[begin Material supplied]
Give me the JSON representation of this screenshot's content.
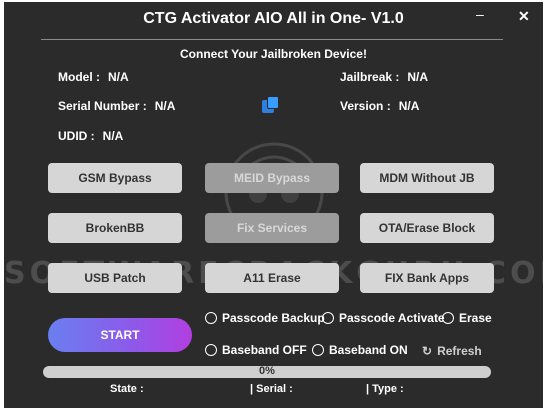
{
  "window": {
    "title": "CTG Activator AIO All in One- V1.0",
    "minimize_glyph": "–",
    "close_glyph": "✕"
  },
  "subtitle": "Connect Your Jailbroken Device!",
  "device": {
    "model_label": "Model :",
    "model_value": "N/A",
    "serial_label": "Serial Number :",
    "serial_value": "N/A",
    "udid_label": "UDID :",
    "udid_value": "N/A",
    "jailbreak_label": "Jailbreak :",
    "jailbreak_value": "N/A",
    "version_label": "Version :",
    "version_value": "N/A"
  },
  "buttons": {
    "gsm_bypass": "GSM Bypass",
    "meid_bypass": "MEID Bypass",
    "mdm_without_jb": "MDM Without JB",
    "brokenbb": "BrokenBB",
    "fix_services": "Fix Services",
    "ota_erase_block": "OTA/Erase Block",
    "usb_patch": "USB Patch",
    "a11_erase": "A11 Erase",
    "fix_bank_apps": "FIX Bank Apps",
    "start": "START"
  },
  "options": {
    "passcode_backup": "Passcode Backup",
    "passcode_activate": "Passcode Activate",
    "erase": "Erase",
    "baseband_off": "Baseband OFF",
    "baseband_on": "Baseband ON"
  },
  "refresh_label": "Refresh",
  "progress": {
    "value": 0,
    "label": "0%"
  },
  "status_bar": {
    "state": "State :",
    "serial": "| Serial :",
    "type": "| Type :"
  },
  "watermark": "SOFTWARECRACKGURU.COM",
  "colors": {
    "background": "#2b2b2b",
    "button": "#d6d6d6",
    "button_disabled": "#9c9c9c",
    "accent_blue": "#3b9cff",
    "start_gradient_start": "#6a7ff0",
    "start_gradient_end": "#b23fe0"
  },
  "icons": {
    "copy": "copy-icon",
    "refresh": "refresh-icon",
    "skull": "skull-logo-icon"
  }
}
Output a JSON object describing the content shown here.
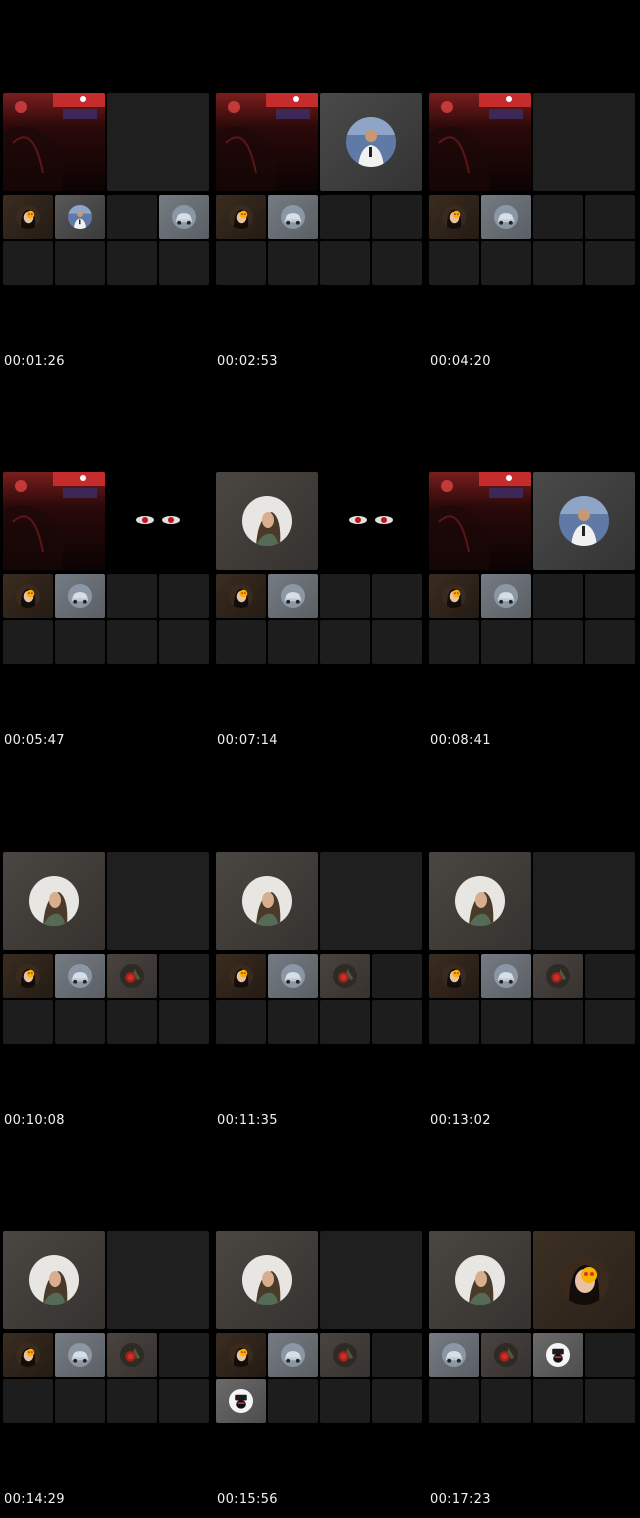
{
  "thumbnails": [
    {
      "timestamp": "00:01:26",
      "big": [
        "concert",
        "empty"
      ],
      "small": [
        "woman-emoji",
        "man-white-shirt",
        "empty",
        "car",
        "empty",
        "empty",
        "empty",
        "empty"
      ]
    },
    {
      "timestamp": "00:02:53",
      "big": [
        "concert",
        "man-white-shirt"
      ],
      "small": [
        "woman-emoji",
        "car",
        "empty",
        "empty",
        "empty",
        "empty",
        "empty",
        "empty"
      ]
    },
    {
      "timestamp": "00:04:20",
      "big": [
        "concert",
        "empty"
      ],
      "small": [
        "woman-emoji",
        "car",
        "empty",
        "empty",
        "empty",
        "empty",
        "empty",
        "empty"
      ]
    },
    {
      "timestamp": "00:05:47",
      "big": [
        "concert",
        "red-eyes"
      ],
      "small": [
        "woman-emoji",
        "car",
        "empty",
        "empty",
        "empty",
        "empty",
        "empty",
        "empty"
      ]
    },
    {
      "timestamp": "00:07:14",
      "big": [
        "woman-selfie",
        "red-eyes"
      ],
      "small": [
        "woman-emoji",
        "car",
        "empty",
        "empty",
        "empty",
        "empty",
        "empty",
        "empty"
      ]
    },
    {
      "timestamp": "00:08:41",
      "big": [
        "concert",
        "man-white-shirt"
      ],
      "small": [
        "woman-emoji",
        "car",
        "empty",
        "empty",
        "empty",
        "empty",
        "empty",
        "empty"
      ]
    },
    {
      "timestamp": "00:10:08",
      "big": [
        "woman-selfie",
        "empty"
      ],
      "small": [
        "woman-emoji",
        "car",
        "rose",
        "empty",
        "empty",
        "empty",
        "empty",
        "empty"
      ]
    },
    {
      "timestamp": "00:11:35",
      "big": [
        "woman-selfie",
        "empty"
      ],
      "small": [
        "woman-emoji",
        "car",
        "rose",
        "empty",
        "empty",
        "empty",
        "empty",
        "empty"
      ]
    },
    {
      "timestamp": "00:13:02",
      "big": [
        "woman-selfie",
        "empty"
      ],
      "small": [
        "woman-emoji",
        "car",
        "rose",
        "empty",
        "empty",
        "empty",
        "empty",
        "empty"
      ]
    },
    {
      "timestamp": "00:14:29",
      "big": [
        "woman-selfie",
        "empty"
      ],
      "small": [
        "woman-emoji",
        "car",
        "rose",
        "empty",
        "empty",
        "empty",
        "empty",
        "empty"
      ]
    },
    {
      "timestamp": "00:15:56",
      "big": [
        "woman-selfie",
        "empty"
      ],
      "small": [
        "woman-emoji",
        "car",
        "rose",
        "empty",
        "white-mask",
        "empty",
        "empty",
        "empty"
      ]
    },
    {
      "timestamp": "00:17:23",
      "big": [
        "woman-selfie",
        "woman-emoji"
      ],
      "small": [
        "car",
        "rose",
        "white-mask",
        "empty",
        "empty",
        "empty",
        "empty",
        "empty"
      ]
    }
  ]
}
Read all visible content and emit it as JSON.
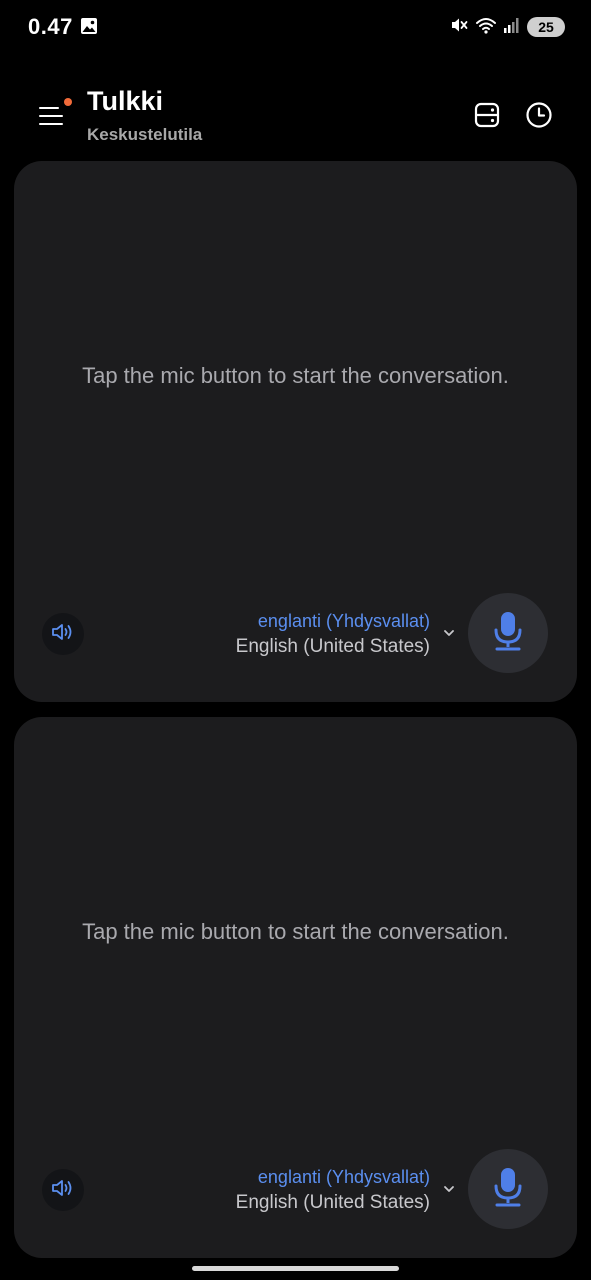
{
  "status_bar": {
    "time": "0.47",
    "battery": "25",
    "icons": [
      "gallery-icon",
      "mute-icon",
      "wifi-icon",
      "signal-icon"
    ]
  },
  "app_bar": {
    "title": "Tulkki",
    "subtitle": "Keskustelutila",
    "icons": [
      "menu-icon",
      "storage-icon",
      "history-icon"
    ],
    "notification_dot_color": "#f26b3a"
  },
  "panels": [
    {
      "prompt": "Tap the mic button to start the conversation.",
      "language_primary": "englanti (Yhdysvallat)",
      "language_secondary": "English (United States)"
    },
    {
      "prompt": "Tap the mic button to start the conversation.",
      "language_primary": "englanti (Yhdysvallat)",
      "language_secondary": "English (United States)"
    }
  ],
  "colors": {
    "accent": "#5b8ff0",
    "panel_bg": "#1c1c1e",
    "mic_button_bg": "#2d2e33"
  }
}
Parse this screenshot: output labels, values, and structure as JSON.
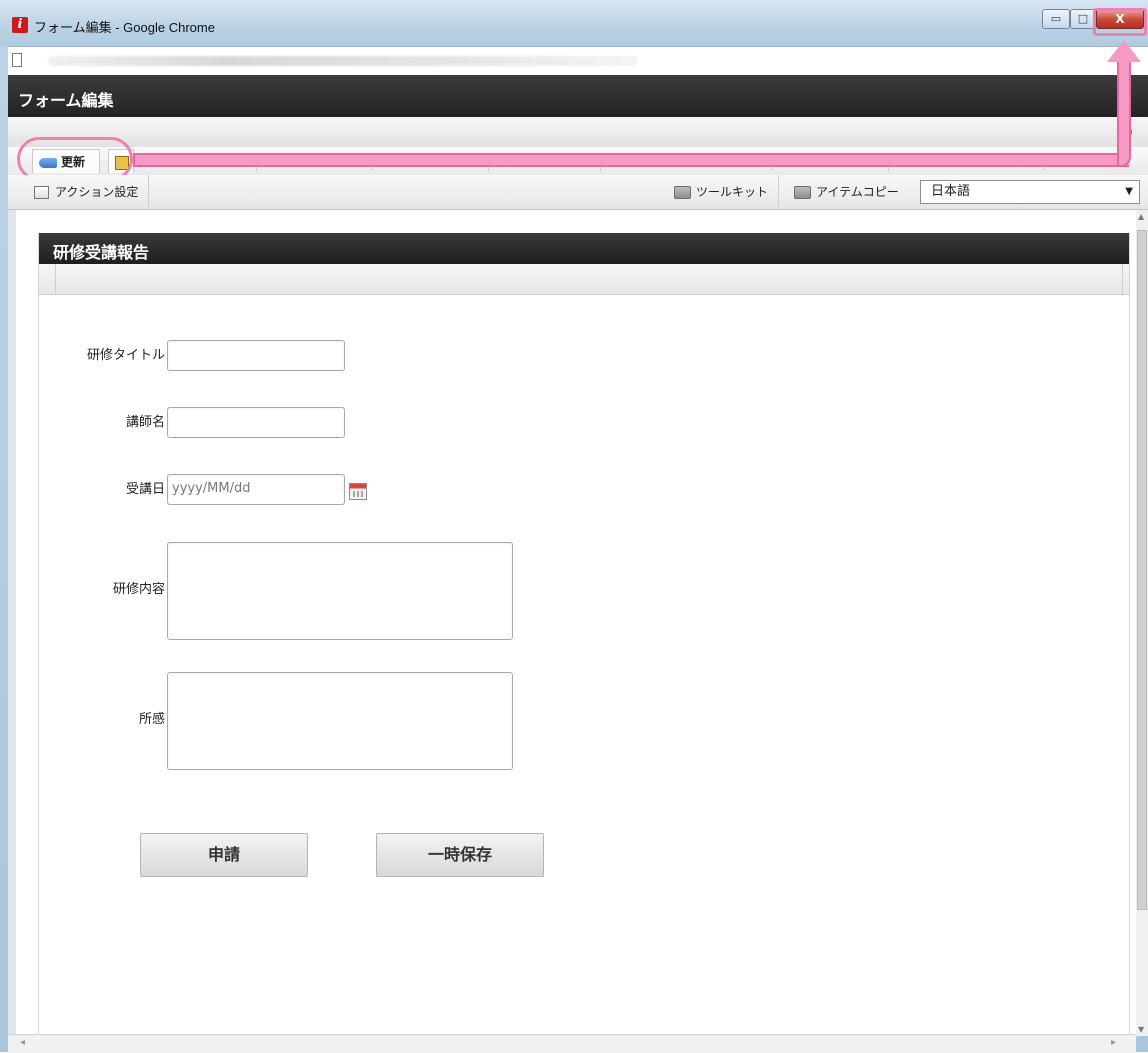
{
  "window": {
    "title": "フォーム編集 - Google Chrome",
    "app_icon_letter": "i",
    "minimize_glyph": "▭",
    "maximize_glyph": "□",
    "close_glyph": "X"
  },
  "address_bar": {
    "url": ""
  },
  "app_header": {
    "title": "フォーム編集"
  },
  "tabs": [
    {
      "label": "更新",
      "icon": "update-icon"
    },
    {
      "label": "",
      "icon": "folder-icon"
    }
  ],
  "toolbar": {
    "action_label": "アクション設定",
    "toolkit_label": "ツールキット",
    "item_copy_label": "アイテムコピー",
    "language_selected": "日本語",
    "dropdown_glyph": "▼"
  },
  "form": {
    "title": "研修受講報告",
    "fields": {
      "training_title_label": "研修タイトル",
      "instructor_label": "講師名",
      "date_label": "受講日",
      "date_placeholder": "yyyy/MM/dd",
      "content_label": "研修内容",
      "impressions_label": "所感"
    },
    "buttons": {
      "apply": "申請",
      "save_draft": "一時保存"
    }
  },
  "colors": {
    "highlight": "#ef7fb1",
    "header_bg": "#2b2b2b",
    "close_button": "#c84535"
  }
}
[end Material supplied]
» Work to complete
Your task is to copy the entries in full and exactly, without any images.

» The response
Give me the JSON representation of this screenshot's content.
{
  "window": {
    "title": "CTG Activator AIO All in One- V1.0",
    "minimize_glyph": "–",
    "close_glyph": "✕"
  },
  "subtitle": "Connect Your Jailbroken Device!",
  "device": {
    "model_label": "Model :",
    "model_value": "N/A",
    "serial_label": "Serial Number :",
    "serial_value": "N/A",
    "udid_label": "UDID :",
    "udid_value": "N/A",
    "jailbreak_label": "Jailbreak :",
    "jailbreak_value": "N/A",
    "version_label": "Version :",
    "version_value": "N/A"
  },
  "buttons": {
    "gsm_bypass": "GSM Bypass",
    "meid_bypass": "MEID Bypass",
    "mdm_without_jb": "MDM Without JB",
    "brokenbb": "BrokenBB",
    "fix_services": "Fix Services",
    "ota_erase_block": "OTA/Erase Block",
    "usb_patch": "USB Patch",
    "a11_erase": "A11 Erase",
    "fix_bank_apps": "FIX Bank Apps",
    "start": "START"
  },
  "options": {
    "passcode_backup": "Passcode Backup",
    "passcode_activate": "Passcode Activate",
    "erase": "Erase",
    "baseband_off": "Baseband OFF",
    "baseband_on": "Baseband ON"
  },
  "refresh_label": "Refresh",
  "progress": {
    "value": 0,
    "label": "0%"
  },
  "status_bar": {
    "state": "State :",
    "serial": "| Serial :",
    "type": "| Type :"
  },
  "watermark": "SOFTWARECRACKGURU.COM",
  "colors": {
    "background": "#2b2b2b",
    "button": "#d6d6d6",
    "button_disabled": "#9c9c9c",
    "accent_blue": "#3b9cff",
    "start_gradient_start": "#6a7ff0",
    "start_gradient_end": "#b23fe0"
  },
  "icons": {
    "copy": "copy-icon",
    "refresh": "refresh-icon",
    "skull": "skull-logo-icon"
  }
}
Output a JSON object describing the content shown here.
{
  "thumbnails": [
    {
      "timestamp": "00:01:26",
      "big": [
        "concert",
        "empty"
      ],
      "small": [
        "woman-emoji",
        "man-white-shirt",
        "empty",
        "car",
        "empty",
        "empty",
        "empty",
        "empty"
      ]
    },
    {
      "timestamp": "00:02:53",
      "big": [
        "concert",
        "man-white-shirt"
      ],
      "small": [
        "woman-emoji",
        "car",
        "empty",
        "empty",
        "empty",
        "empty",
        "empty",
        "empty"
      ]
    },
    {
      "timestamp": "00:04:20",
      "big": [
        "concert",
        "empty"
      ],
      "small": [
        "woman-emoji",
        "car",
        "empty",
        "empty",
        "empty",
        "empty",
        "empty",
        "empty"
      ]
    },
    {
      "timestamp": "00:05:47",
      "big": [
        "concert",
        "red-eyes"
      ],
      "small": [
        "woman-emoji",
        "car",
        "empty",
        "empty",
        "empty",
        "empty",
        "empty",
        "empty"
      ]
    },
    {
      "timestamp": "00:07:14",
      "big": [
        "woman-selfie",
        "red-eyes"
      ],
      "small": [
        "woman-emoji",
        "car",
        "empty",
        "empty",
        "empty",
        "empty",
        "empty",
        "empty"
      ]
    },
    {
      "timestamp": "00:08:41",
      "big": [
        "concert",
        "man-white-shirt"
      ],
      "small": [
        "woman-emoji",
        "car",
        "empty",
        "empty",
        "empty",
        "empty",
        "empty",
        "empty"
      ]
    },
    {
      "timestamp": "00:10:08",
      "big": [
        "woman-selfie",
        "empty"
      ],
      "small": [
        "woman-emoji",
        "car",
        "rose",
        "empty",
        "empty",
        "empty",
        "empty",
        "empty"
      ]
    },
    {
      "timestamp": "00:11:35",
      "big": [
        "woman-selfie",
        "empty"
      ],
      "small": [
        "woman-emoji",
        "car",
        "rose",
        "empty",
        "empty",
        "empty",
        "empty",
        "empty"
      ]
    },
    {
      "timestamp": "00:13:02",
      "big": [
        "woman-selfie",
        "empty"
      ],
      "small": [
        "woman-emoji",
        "car",
        "rose",
        "empty",
        "empty",
        "empty",
        "empty",
        "empty"
      ]
    },
    {
      "timestamp": "00:14:29",
      "big": [
        "woman-selfie",
        "empty"
      ],
      "small": [
        "woman-emoji",
        "car",
        "rose",
        "empty",
        "empty",
        "empty",
        "empty",
        "empty"
      ]
    },
    {
      "timestamp": "00:15:56",
      "big": [
        "woman-selfie",
        "empty"
      ],
      "small": [
        "woman-emoji",
        "car",
        "rose",
        "empty",
        "white-mask",
        "empty",
        "empty",
        "empty"
      ]
    },
    {
      "timestamp": "00:17:23",
      "big": [
        "woman-selfie",
        "woman-emoji"
      ],
      "small": [
        "car",
        "rose",
        "white-mask",
        "empty",
        "empty",
        "empty",
        "empty",
        "empty"
      ]
    }
  ]
}
Read all visible content and emit it as JSON.
{
  "status_bar": {
    "time": "0.47",
    "battery": "25",
    "icons": [
      "gallery-icon",
      "mute-icon",
      "wifi-icon",
      "signal-icon"
    ]
  },
  "app_bar": {
    "title": "Tulkki",
    "subtitle": "Keskustelutila",
    "icons": [
      "menu-icon",
      "storage-icon",
      "history-icon"
    ],
    "notification_dot_color": "#f26b3a"
  },
  "panels": [
    {
      "prompt": "Tap the mic button to start the conversation.",
      "language_primary": "englanti (Yhdysvallat)",
      "language_secondary": "English (United States)"
    },
    {
      "prompt": "Tap the mic button to start the conversation.",
      "language_primary": "englanti (Yhdysvallat)",
      "language_secondary": "English (United States)"
    }
  ],
  "colors": {
    "accent": "#5b8ff0",
    "panel_bg": "#1c1c1e",
    "mic_button_bg": "#2d2e33"
  }
}
Parse this screenshot: output labels, values, and structure as JSON.
{
  "window": {
    "title": "フォーム編集 - Google Chrome",
    "app_icon_letter": "i",
    "minimize_glyph": "▭",
    "maximize_glyph": "□",
    "close_glyph": "X"
  },
  "address_bar": {
    "url": ""
  },
  "app_header": {
    "title": "フォーム編集"
  },
  "tabs": [
    {
      "label": "更新",
      "icon": "update-icon"
    },
    {
      "label": "",
      "icon": "folder-icon"
    }
  ],
  "toolbar": {
    "action_label": "アクション設定",
    "toolkit_label": "ツールキット",
    "item_copy_label": "アイテムコピー",
    "language_selected": "日本語",
    "dropdown_glyph": "▼"
  },
  "form": {
    "title": "研修受講報告",
    "fields": {
      "training_title_label": "研修タイトル",
      "instructor_label": "講師名",
      "date_label": "受講日",
      "date_placeholder": "yyyy/MM/dd",
      "content_label": "研修内容",
      "impressions_label": "所感"
    },
    "buttons": {
      "apply": "申請",
      "save_draft": "一時保存"
    }
  },
  "colors": {
    "highlight": "#ef7fb1",
    "header_bg": "#2b2b2b",
    "close_button": "#c84535"
  }
}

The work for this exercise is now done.